__Task to complete__.
Reproduce word for word the passage of the meeting notes that begins with "It was suggested" and ends with "the DigiTop Navigator.".

____ Text shown

Mr. Dietrich is currently working on how to capture and manage the publications and other outcome of the research. At this time, he is focused on capturing the information where it resides or having it submitted to a central source. Once they have some of the materials, he can take the next steps to catalog and organize. The first objective is to share within S&T, then within DHS, and, finally, beyond. Most of their research is unclassified. In some cases, the information in the studies is classified but the methodologies would be of more general interest. This means talking to the Principal Investigators (PIs). He is focused on promoting a culture of innovation and learning. As the Chief Knowledge Officer for the S&T Directorate, most of his job is culture and relationship building.
Showcase – National Agricultural Library
DigiTop Navigator provides access to AGRICOLA and eight additional databases that NAL has licensed for USDA use. The external databases are Medline, BIOSIS, CAB Abstracts, Food Science and Technology Abstracts, Zoological Record, Fish & Fisheries, AGRIS, and Wildlife & Ecology. Previously, these nine databases had to be searched separately and through different interfaces. The goal was to improve customer service while moving away from mediated services to increased patron autonomy and reduced costs. The system provides access to approximately 43 million unique records.
The development was done by NAL staff and Mark Logic with a lot of input from their patrons. Focus groups from throughout USDA were used to develop the requirements and interface designs.
This approach is based on a normalized record structure that is stored at NAL, rather than a metasearch engine. Data is added from the databases weekly. The data is scrubbed one day and then loaded overnight. The team priced other options and determined that this was the least expensive approach. The various styles of author names were particularly difficult. It took a year to reconcile all the data. OpenURL is used for the full text. The full text can be easily absorbed, but the question is what you do with it.
Features include browsing, managed search results, saved searches and results, sending e-mails, and alerts. It is available through the USDA network or through a VPN for employees working remotely.
In the future, they plan to parse out the licensed databases that are accessible to USDA only and make the USDA databases publicly available through the same system. They also plan to leverage citation records, full text and datasets.
It was suggested that this system might have applicability to grow across agencies. Since the system was unable to be demonstrated, Mr. Cole will arrange with the Secretariat for another time when a webinar can be scheduled.
Action Item: Mr. Cole and the Secretariat will set up an event, perhaps a webinar, to demonstrate the DigiTop Navigator.
VIVO is an open source semantic web application for science collaboration that was originally created at Cornell. It is based on describing relationships between entities. Conclusions can be drawn from explicitly or implicitly stated information. The interface provides browsing, searching, and facets.
The VIVO ontology is based on the academic model. It took time to actually understand how to extend the ontology to accommodate the entities and relationships within USDA and not break VIVO. It required the creation of a local ontology across five different agencies that represented disparate organization structures and positions. The granularity of the data (first name, last name, etc.) was also an issue.

________
____ Data shown

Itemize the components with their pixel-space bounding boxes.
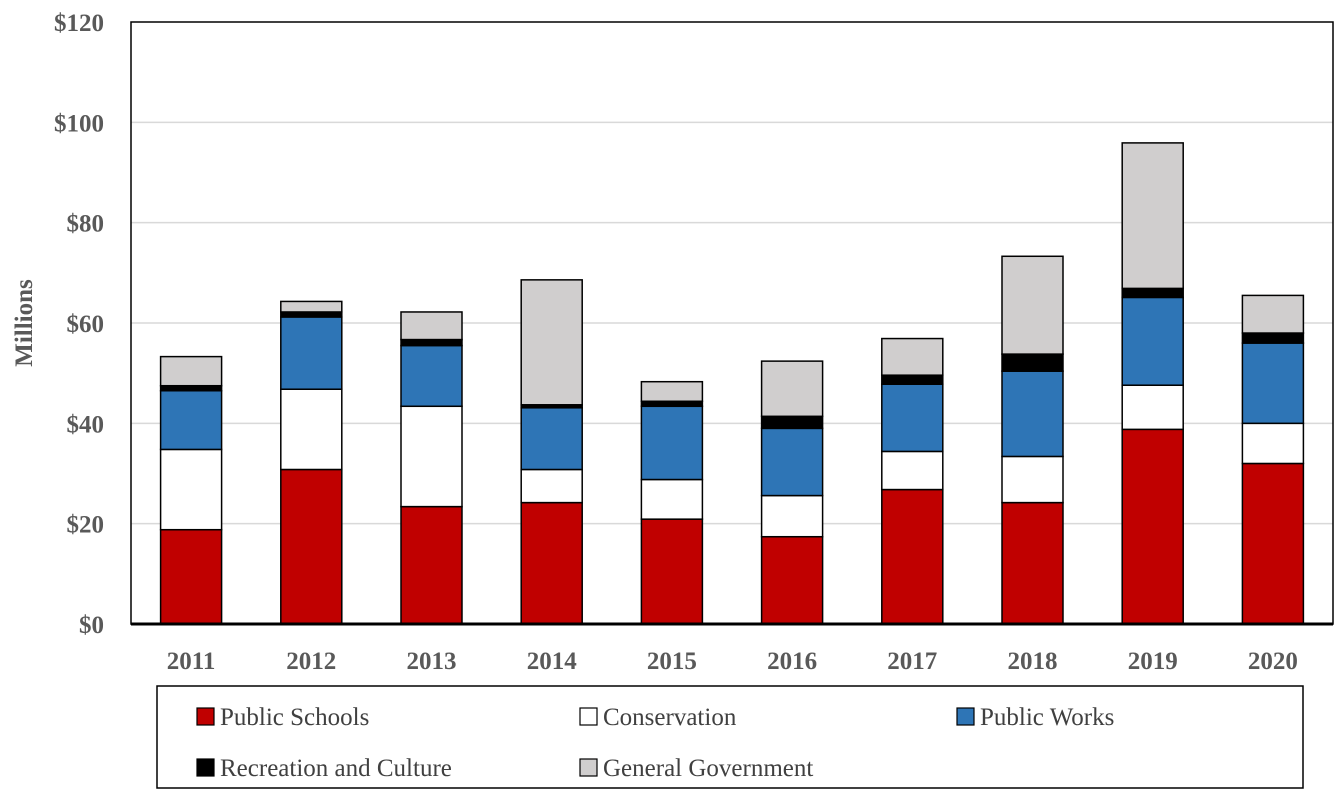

________

__Result of the task__.
It was suggested that this system might have applicability to grow across agencies. Since the system was unable to be demonstrated, Mr. Cole will arrange with the Secretariat for another time when a webinar can be scheduled.
Action Item: Mr. Cole and the Secretariat will set up an event, perhaps a webinar, to demonstrate the DigiTop Navigator.